Figure content listings:
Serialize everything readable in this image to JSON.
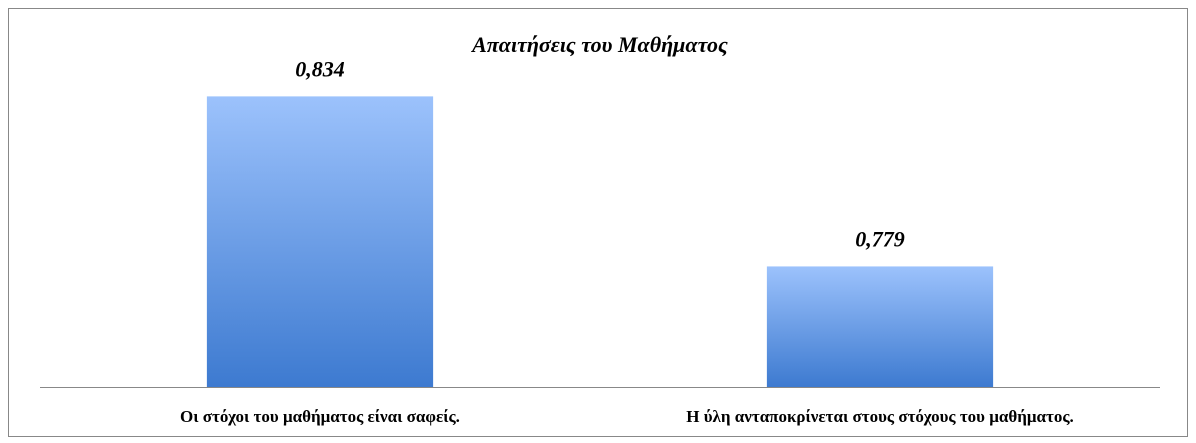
{
  "chart_data": {
    "type": "bar",
    "title": "Απαιτήσεις του Μαθήματος",
    "categories": [
      "Οι στόχοι του μαθήματος είναι σαφείς.",
      "Η ύλη ανταποκρίνεται στους στόχους του μαθήματος."
    ],
    "values": [
      0.834,
      0.779
    ],
    "value_labels": [
      "0,834",
      "0,779"
    ],
    "color": "#5b8fdf",
    "ylim": [
      0.74,
      0.86
    ],
    "grid": false
  }
}
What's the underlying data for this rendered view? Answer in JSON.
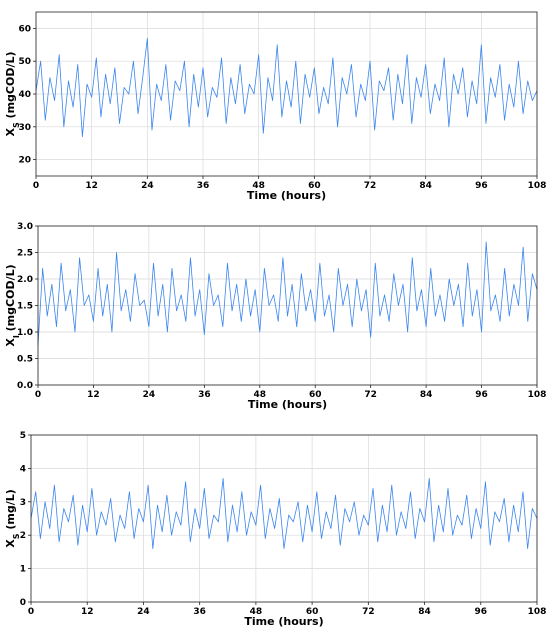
{
  "chart_data": [
    {
      "type": "line",
      "xlabel": "Time (hours)",
      "ylabel": {
        "base": "X",
        "sub": "S",
        "unit": " (mgCOD/L)"
      },
      "xlim": [
        0,
        108
      ],
      "ylim": [
        15,
        65
      ],
      "xticks": [
        0,
        12,
        24,
        36,
        48,
        60,
        72,
        84,
        96,
        108
      ],
      "yticks": [
        20,
        30,
        40,
        50,
        60
      ],
      "ytick_labels": [
        "20",
        "30",
        "40",
        "50",
        "60"
      ],
      "grid": true,
      "series": [
        {
          "color": "#3a86f0",
          "x": [
            0,
            1,
            2,
            3,
            4,
            5,
            6,
            7,
            8,
            9,
            10,
            11,
            12,
            13,
            14,
            15,
            16,
            17,
            18,
            19,
            20,
            21,
            22,
            23,
            24,
            25,
            26,
            27,
            28,
            29,
            30,
            31,
            32,
            33,
            34,
            35,
            36,
            37,
            38,
            39,
            40,
            41,
            42,
            43,
            44,
            45,
            46,
            47,
            48,
            49,
            50,
            51,
            52,
            53,
            54,
            55,
            56,
            57,
            58,
            59,
            60,
            61,
            62,
            63,
            64,
            65,
            66,
            67,
            68,
            69,
            70,
            71,
            72,
            73,
            74,
            75,
            76,
            77,
            78,
            79,
            80,
            81,
            82,
            83,
            84,
            85,
            86,
            87,
            88,
            89,
            90,
            91,
            92,
            93,
            94,
            95,
            96,
            97,
            98,
            99,
            100,
            101,
            102,
            103,
            104,
            105,
            106,
            107,
            108
          ],
          "y": [
            41,
            50,
            32,
            45,
            38,
            52,
            30,
            44,
            36,
            49,
            27,
            43,
            39,
            51,
            33,
            46,
            37,
            48,
            31,
            42,
            40,
            50,
            34,
            45,
            57,
            29,
            43,
            38,
            49,
            32,
            44,
            41,
            50,
            30,
            46,
            36,
            48,
            33,
            42,
            39,
            51,
            31,
            45,
            37,
            49,
            34,
            43,
            40,
            52,
            28,
            45,
            38,
            55,
            33,
            44,
            36,
            50,
            31,
            46,
            39,
            48,
            34,
            42,
            37,
            51,
            30,
            45,
            40,
            49,
            33,
            43,
            38,
            50,
            29,
            44,
            41,
            48,
            32,
            46,
            37,
            52,
            31,
            45,
            39,
            49,
            34,
            43,
            38,
            51,
            30,
            46,
            40,
            48,
            33,
            44,
            37,
            55,
            31,
            45,
            39,
            49,
            32,
            43,
            36,
            50,
            34,
            44,
            38,
            41
          ]
        }
      ]
    },
    {
      "type": "line",
      "xlabel": "Time (hours)",
      "ylabel": {
        "base": "X",
        "sub": "I",
        "unit": " (mgCOD/L)"
      },
      "xlim": [
        0,
        108
      ],
      "ylim": [
        0,
        3
      ],
      "xticks": [
        0,
        12,
        24,
        36,
        48,
        60,
        72,
        84,
        96,
        108
      ],
      "yticks": [
        0,
        0.5,
        1.0,
        1.5,
        2.0,
        2.5,
        3.0
      ],
      "ytick_labels": [
        "0.0",
        "0.5",
        "1.0",
        "1.5",
        "2.0",
        "2.5",
        "3.0"
      ],
      "grid": true,
      "series": [
        {
          "color": "#3a86f0",
          "x": [
            0,
            1,
            2,
            3,
            4,
            5,
            6,
            7,
            8,
            9,
            10,
            11,
            12,
            13,
            14,
            15,
            16,
            17,
            18,
            19,
            20,
            21,
            22,
            23,
            24,
            25,
            26,
            27,
            28,
            29,
            30,
            31,
            32,
            33,
            34,
            35,
            36,
            37,
            38,
            39,
            40,
            41,
            42,
            43,
            44,
            45,
            46,
            47,
            48,
            49,
            50,
            51,
            52,
            53,
            54,
            55,
            56,
            57,
            58,
            59,
            60,
            61,
            62,
            63,
            64,
            65,
            66,
            67,
            68,
            69,
            70,
            71,
            72,
            73,
            74,
            75,
            76,
            77,
            78,
            79,
            80,
            81,
            82,
            83,
            84,
            85,
            86,
            87,
            88,
            89,
            90,
            91,
            92,
            93,
            94,
            95,
            96,
            97,
            98,
            99,
            100,
            101,
            102,
            103,
            104,
            105,
            106,
            107,
            108
          ],
          "y": [
            0.75,
            2.2,
            1.3,
            1.9,
            1.1,
            2.3,
            1.4,
            1.8,
            1.0,
            2.4,
            1.5,
            1.7,
            1.2,
            2.2,
            1.3,
            1.9,
            1.0,
            2.5,
            1.4,
            1.8,
            1.2,
            2.1,
            1.5,
            1.6,
            1.1,
            2.3,
            1.3,
            1.9,
            1.0,
            2.2,
            1.4,
            1.7,
            1.2,
            2.4,
            1.3,
            1.8,
            0.95,
            2.1,
            1.5,
            1.7,
            1.1,
            2.3,
            1.4,
            1.9,
            1.2,
            2.0,
            1.3,
            1.8,
            1.0,
            2.2,
            1.5,
            1.7,
            1.2,
            2.4,
            1.3,
            1.9,
            1.1,
            2.1,
            1.4,
            1.8,
            1.2,
            2.3,
            1.3,
            1.7,
            1.0,
            2.2,
            1.5,
            1.9,
            1.1,
            2.0,
            1.4,
            1.8,
            0.9,
            2.3,
            1.3,
            1.7,
            1.2,
            2.1,
            1.5,
            1.9,
            1.0,
            2.4,
            1.4,
            1.8,
            1.1,
            2.2,
            1.3,
            1.7,
            1.2,
            2.0,
            1.5,
            1.9,
            1.1,
            2.3,
            1.3,
            1.8,
            1.0,
            2.7,
            1.4,
            1.7,
            1.2,
            2.2,
            1.3,
            1.9,
            1.5,
            2.6,
            1.2,
            2.1,
            1.8
          ]
        }
      ]
    },
    {
      "type": "line",
      "xlabel": "Time (hours)",
      "ylabel": {
        "base": "X",
        "sub": "S",
        "unit": " (mg/L)"
      },
      "xlim": [
        0,
        108
      ],
      "ylim": [
        0,
        5
      ],
      "xticks": [
        0,
        12,
        24,
        36,
        48,
        60,
        72,
        84,
        96,
        108
      ],
      "yticks": [
        0,
        1,
        2,
        3,
        4,
        5
      ],
      "ytick_labels": [
        "0",
        "1",
        "2",
        "3",
        "4",
        "5"
      ],
      "grid": true,
      "series": [
        {
          "color": "#3a86f0",
          "x": [
            0,
            1,
            2,
            3,
            4,
            5,
            6,
            7,
            8,
            9,
            10,
            11,
            12,
            13,
            14,
            15,
            16,
            17,
            18,
            19,
            20,
            21,
            22,
            23,
            24,
            25,
            26,
            27,
            28,
            29,
            30,
            31,
            32,
            33,
            34,
            35,
            36,
            37,
            38,
            39,
            40,
            41,
            42,
            43,
            44,
            45,
            46,
            47,
            48,
            49,
            50,
            51,
            52,
            53,
            54,
            55,
            56,
            57,
            58,
            59,
            60,
            61,
            62,
            63,
            64,
            65,
            66,
            67,
            68,
            69,
            70,
            71,
            72,
            73,
            74,
            75,
            76,
            77,
            78,
            79,
            80,
            81,
            82,
            83,
            84,
            85,
            86,
            87,
            88,
            89,
            90,
            91,
            92,
            93,
            94,
            95,
            96,
            97,
            98,
            99,
            100,
            101,
            102,
            103,
            104,
            105,
            106,
            107,
            108
          ],
          "y": [
            2.5,
            3.3,
            1.9,
            3.0,
            2.2,
            3.5,
            1.8,
            2.8,
            2.4,
            3.2,
            1.7,
            2.9,
            2.1,
            3.4,
            2.0,
            2.7,
            2.3,
            3.1,
            1.8,
            2.6,
            2.2,
            3.3,
            1.9,
            2.8,
            2.4,
            3.5,
            1.6,
            2.9,
            2.1,
            3.2,
            2.0,
            2.7,
            2.3,
            3.6,
            1.8,
            2.8,
            2.2,
            3.4,
            1.9,
            2.6,
            2.4,
            3.7,
            1.8,
            2.9,
            2.1,
            3.3,
            2.0,
            2.7,
            2.3,
            3.5,
            1.9,
            2.8,
            2.2,
            3.1,
            1.6,
            2.6,
            2.4,
            3.0,
            1.8,
            2.9,
            2.1,
            3.3,
            1.9,
            2.7,
            2.2,
            3.2,
            1.7,
            2.8,
            2.4,
            3.0,
            2.0,
            2.6,
            2.3,
            3.4,
            1.8,
            2.9,
            2.1,
            3.5,
            2.0,
            2.7,
            2.2,
            3.3,
            1.9,
            2.8,
            2.4,
            3.7,
            1.8,
            2.9,
            2.1,
            3.4,
            2.0,
            2.6,
            2.3,
            3.2,
            1.9,
            2.8,
            2.2,
            3.6,
            1.7,
            2.7,
            2.4,
            3.1,
            1.8,
            2.9,
            2.1,
            3.3,
            1.6,
            2.8,
            2.5
          ]
        }
      ]
    }
  ]
}
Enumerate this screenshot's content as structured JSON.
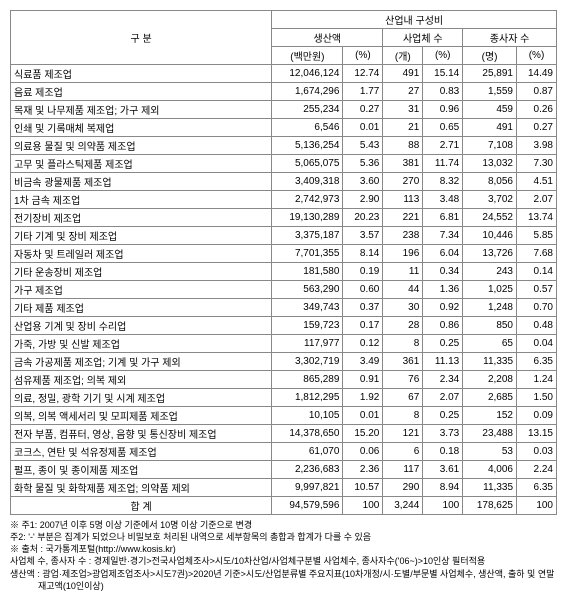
{
  "header": {
    "col_category": "구 분",
    "group_top": "산업내 구성비",
    "group_prod": "생산액",
    "group_biz": "사업체 수",
    "group_emp": "종사자 수",
    "unit_value": "(백만원)",
    "unit_pct": "(%)",
    "unit_count": "(개)",
    "unit_persons": "(명)"
  },
  "rows": [
    {
      "label": "식료품 제조업",
      "v1": "12,046,124",
      "p1": "12.74",
      "v2": "491",
      "p2": "15.14",
      "v3": "25,891",
      "p3": "14.49"
    },
    {
      "label": "음료 제조업",
      "v1": "1,674,296",
      "p1": "1.77",
      "v2": "27",
      "p2": "0.83",
      "v3": "1,559",
      "p3": "0.87"
    },
    {
      "label": "목재 및 나무제품 제조업; 가구 제외",
      "v1": "255,234",
      "p1": "0.27",
      "v2": "31",
      "p2": "0.96",
      "v3": "459",
      "p3": "0.26"
    },
    {
      "label": "인쇄 및 기록매체 복제업",
      "v1": "6,546",
      "p1": "0.01",
      "v2": "21",
      "p2": "0.65",
      "v3": "491",
      "p3": "0.27"
    },
    {
      "label": "의료용 물질 및 의약품 제조업",
      "v1": "5,136,254",
      "p1": "5.43",
      "v2": "88",
      "p2": "2.71",
      "v3": "7,108",
      "p3": "3.98"
    },
    {
      "label": "고무 및 플라스틱제품 제조업",
      "v1": "5,065,075",
      "p1": "5.36",
      "v2": "381",
      "p2": "11.74",
      "v3": "13,032",
      "p3": "7.30"
    },
    {
      "label": "비금속 광물제품 제조업",
      "v1": "3,409,318",
      "p1": "3.60",
      "v2": "270",
      "p2": "8.32",
      "v3": "8,056",
      "p3": "4.51"
    },
    {
      "label": "1차 금속 제조업",
      "v1": "2,742,973",
      "p1": "2.90",
      "v2": "113",
      "p2": "3.48",
      "v3": "3,702",
      "p3": "2.07"
    },
    {
      "label": "전기장비 제조업",
      "v1": "19,130,289",
      "p1": "20.23",
      "v2": "221",
      "p2": "6.81",
      "v3": "24,552",
      "p3": "13.74"
    },
    {
      "label": "기타 기계 및 장비 제조업",
      "v1": "3,375,187",
      "p1": "3.57",
      "v2": "238",
      "p2": "7.34",
      "v3": "10,446",
      "p3": "5.85"
    },
    {
      "label": "자동차 및 트레일러 제조업",
      "v1": "7,701,355",
      "p1": "8.14",
      "v2": "196",
      "p2": "6.04",
      "v3": "13,726",
      "p3": "7.68"
    },
    {
      "label": "기타 운송장비 제조업",
      "v1": "181,580",
      "p1": "0.19",
      "v2": "11",
      "p2": "0.34",
      "v3": "243",
      "p3": "0.14"
    },
    {
      "label": "가구 제조업",
      "v1": "563,290",
      "p1": "0.60",
      "v2": "44",
      "p2": "1.36",
      "v3": "1,025",
      "p3": "0.57"
    },
    {
      "label": "기타 제품 제조업",
      "v1": "349,743",
      "p1": "0.37",
      "v2": "30",
      "p2": "0.92",
      "v3": "1,248",
      "p3": "0.70"
    },
    {
      "label": "산업용 기계 및 장비 수리업",
      "v1": "159,723",
      "p1": "0.17",
      "v2": "28",
      "p2": "0.86",
      "v3": "850",
      "p3": "0.48"
    },
    {
      "label": "가죽, 가방 및 신발 제조업",
      "v1": "117,977",
      "p1": "0.12",
      "v2": "8",
      "p2": "0.25",
      "v3": "65",
      "p3": "0.04"
    },
    {
      "label": "금속 가공제품 제조업; 기계 및 가구 제외",
      "v1": "3,302,719",
      "p1": "3.49",
      "v2": "361",
      "p2": "11.13",
      "v3": "11,335",
      "p3": "6.35"
    },
    {
      "label": "섬유제품 제조업; 의복 제외",
      "v1": "865,289",
      "p1": "0.91",
      "v2": "76",
      "p2": "2.34",
      "v3": "2,208",
      "p3": "1.24"
    },
    {
      "label": "의료, 정밀, 광학 기기 및 시계 제조업",
      "v1": "1,812,295",
      "p1": "1.92",
      "v2": "67",
      "p2": "2.07",
      "v3": "2,685",
      "p3": "1.50"
    },
    {
      "label": "의복, 의복 액세서리 및 모피제품 제조업",
      "v1": "10,105",
      "p1": "0.01",
      "v2": "8",
      "p2": "0.25",
      "v3": "152",
      "p3": "0.09"
    },
    {
      "label": "전자 부품, 컴퓨터, 영상, 음향 및 통신장비 제조업",
      "v1": "14,378,650",
      "p1": "15.20",
      "v2": "121",
      "p2": "3.73",
      "v3": "23,488",
      "p3": "13.15"
    },
    {
      "label": "코크스, 연탄 및 석유정제품 제조업",
      "v1": "61,070",
      "p1": "0.06",
      "v2": "6",
      "p2": "0.18",
      "v3": "53",
      "p3": "0.03"
    },
    {
      "label": "펄프, 종이 및 종이제품 제조업",
      "v1": "2,236,683",
      "p1": "2.36",
      "v2": "117",
      "p2": "3.61",
      "v3": "4,006",
      "p3": "2.24"
    },
    {
      "label": "화학 물질 및 화학제품 제조업; 의약품 제외",
      "v1": "9,997,821",
      "p1": "10.57",
      "v2": "290",
      "p2": "8.94",
      "v3": "11,335",
      "p3": "6.35"
    }
  ],
  "total": {
    "label": "합 계",
    "v1": "94,579,596",
    "p1": "100",
    "v2": "3,244",
    "p2": "100",
    "v3": "178,625",
    "p3": "100"
  },
  "footnotes": {
    "f1": "※ 주1: 2007년 이후 5명 이상 기준에서 10명 이상 기준으로 변경",
    "f2": "주2: '-' 부분은 집계가 되었으나 비밀보호 처리된 내역으로 세부항목의 총합과 합계가 다를 수 있음",
    "f3": "※ 출처 : 국가통계포털(http://www.kosis.kr)",
    "f4": "사업체 수, 종사자 수 : 경제일반·경기>전국사업체조사>시도/10차산업/사업체구분별 사업체수, 종사자수('06~)>10인상 필터적용",
    "f5": "생산액 : 광업·제조업>광업제조업조사>시도7권)>2020년 기준>시도/산업분류별 주요지표(10차개정/시·도별/부문별 사업체수, 생산액, 출하 및 연말 재고액(10인이상)"
  }
}
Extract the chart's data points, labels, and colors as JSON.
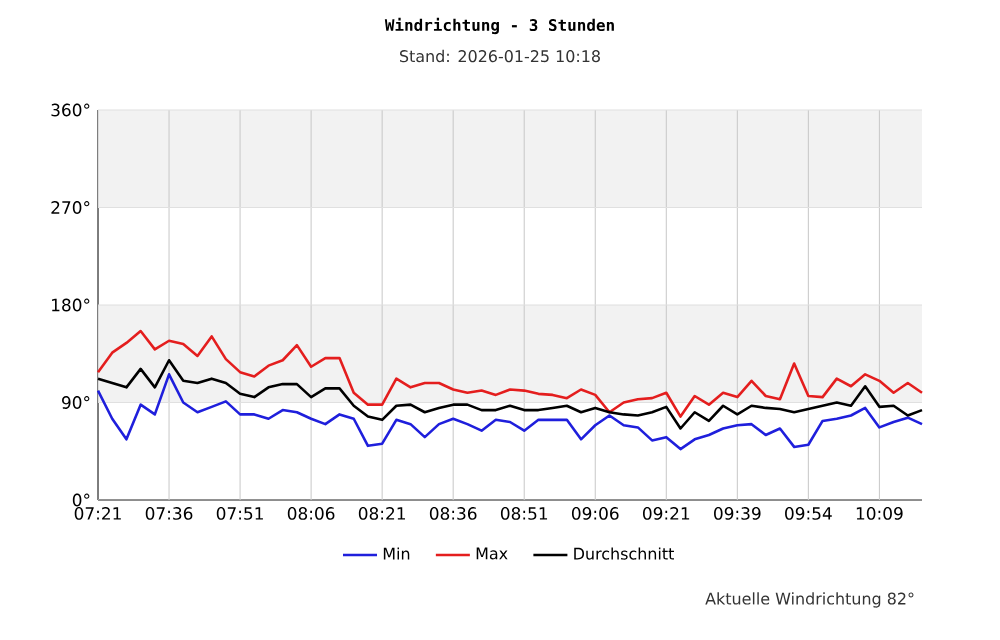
{
  "chart_data": {
    "type": "line",
    "title": "Windrichtung - 3 Stunden",
    "subtitle": "Stand: 2026-01-25 10:18",
    "categories": [
      "07:21",
      null,
      null,
      null,
      null,
      "07:36",
      null,
      null,
      null,
      null,
      "07:51",
      null,
      null,
      null,
      null,
      "08:06",
      null,
      null,
      null,
      null,
      "08:21",
      null,
      null,
      null,
      null,
      "08:36",
      null,
      null,
      null,
      null,
      "08:51",
      null,
      null,
      null,
      null,
      "09:06",
      null,
      null,
      null,
      null,
      "09:21",
      null,
      null,
      null,
      null,
      "09:39",
      null,
      null,
      null,
      null,
      "09:54",
      null,
      null,
      null,
      null,
      "10:09",
      null,
      null,
      null
    ],
    "series": [
      {
        "name": "Min",
        "color": "#1f1fdc",
        "values": [
          101,
          75,
          56,
          88,
          79,
          116,
          90,
          81,
          86,
          91,
          79,
          79,
          75,
          83,
          81,
          75,
          70,
          79,
          75,
          50,
          52,
          74,
          70,
          58,
          70,
          75,
          70,
          64,
          74,
          72,
          64,
          74,
          74,
          74,
          56,
          69,
          78,
          69,
          67,
          55,
          58,
          47,
          56,
          60,
          66,
          69,
          70,
          60,
          66,
          49,
          51,
          73,
          75,
          78,
          85,
          67,
          72,
          76,
          70
        ]
      },
      {
        "name": "Max",
        "color": "#e41e1e",
        "values": [
          118,
          136,
          145,
          156,
          139,
          147,
          144,
          133,
          151,
          130,
          118,
          114,
          124,
          129,
          143,
          123,
          131,
          131,
          99,
          88,
          88,
          112,
          104,
          108,
          108,
          102,
          99,
          101,
          97,
          102,
          101,
          98,
          97,
          94,
          102,
          97,
          81,
          90,
          93,
          94,
          99,
          77,
          96,
          88,
          99,
          95,
          110,
          96,
          93,
          126,
          96,
          95,
          112,
          105,
          116,
          110,
          99,
          108,
          99
        ]
      },
      {
        "name": "Durchschnitt",
        "color": "#000000",
        "values": [
          112,
          108,
          104,
          121,
          104,
          129,
          110,
          108,
          112,
          108,
          98,
          95,
          104,
          107,
          107,
          95,
          103,
          103,
          87,
          77,
          74,
          87,
          88,
          81,
          85,
          88,
          88,
          83,
          83,
          87,
          83,
          83,
          85,
          87,
          81,
          85,
          81,
          79,
          78,
          81,
          86,
          66,
          81,
          73,
          87,
          79,
          87,
          85,
          84,
          81,
          84,
          87,
          90,
          87,
          105,
          86,
          87,
          78,
          83
        ]
      }
    ],
    "ylim": [
      0,
      360
    ],
    "yticks": [
      {
        "value": 0,
        "label": "0°"
      },
      {
        "value": 90,
        "label": "90°"
      },
      {
        "value": 180,
        "label": "180°"
      },
      {
        "value": 270,
        "label": "270°"
      },
      {
        "value": 360,
        "label": "360°"
      }
    ],
    "bands": [
      {
        "axis": "y",
        "from": 90,
        "to": 180,
        "color": "#f2f2f2"
      },
      {
        "axis": "y",
        "from": 270,
        "to": 360,
        "color": "#f2f2f2"
      }
    ],
    "grid": true,
    "legend": "bottom",
    "annotations": [
      "Aktuelle Windrichtung 82°"
    ]
  }
}
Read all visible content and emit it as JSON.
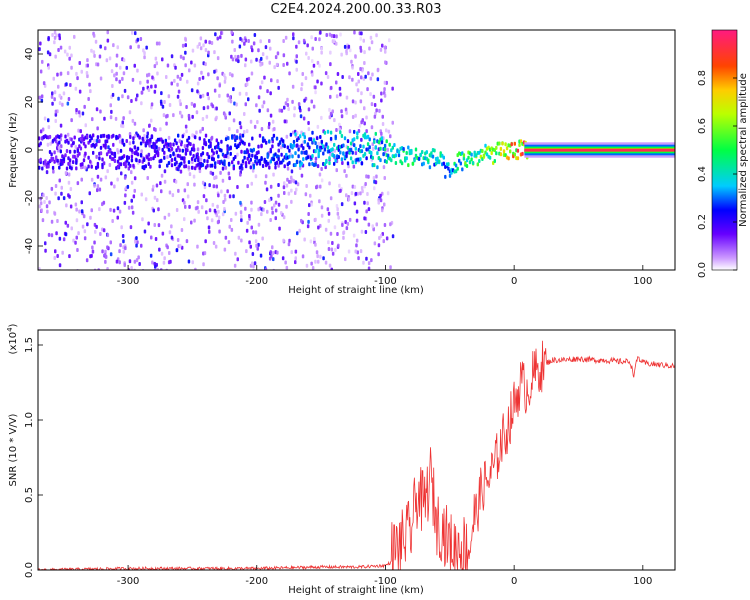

REQUEST
What is the number of lines in the records that contain "this"? Give that number only.

CORRECT OUTPUT
3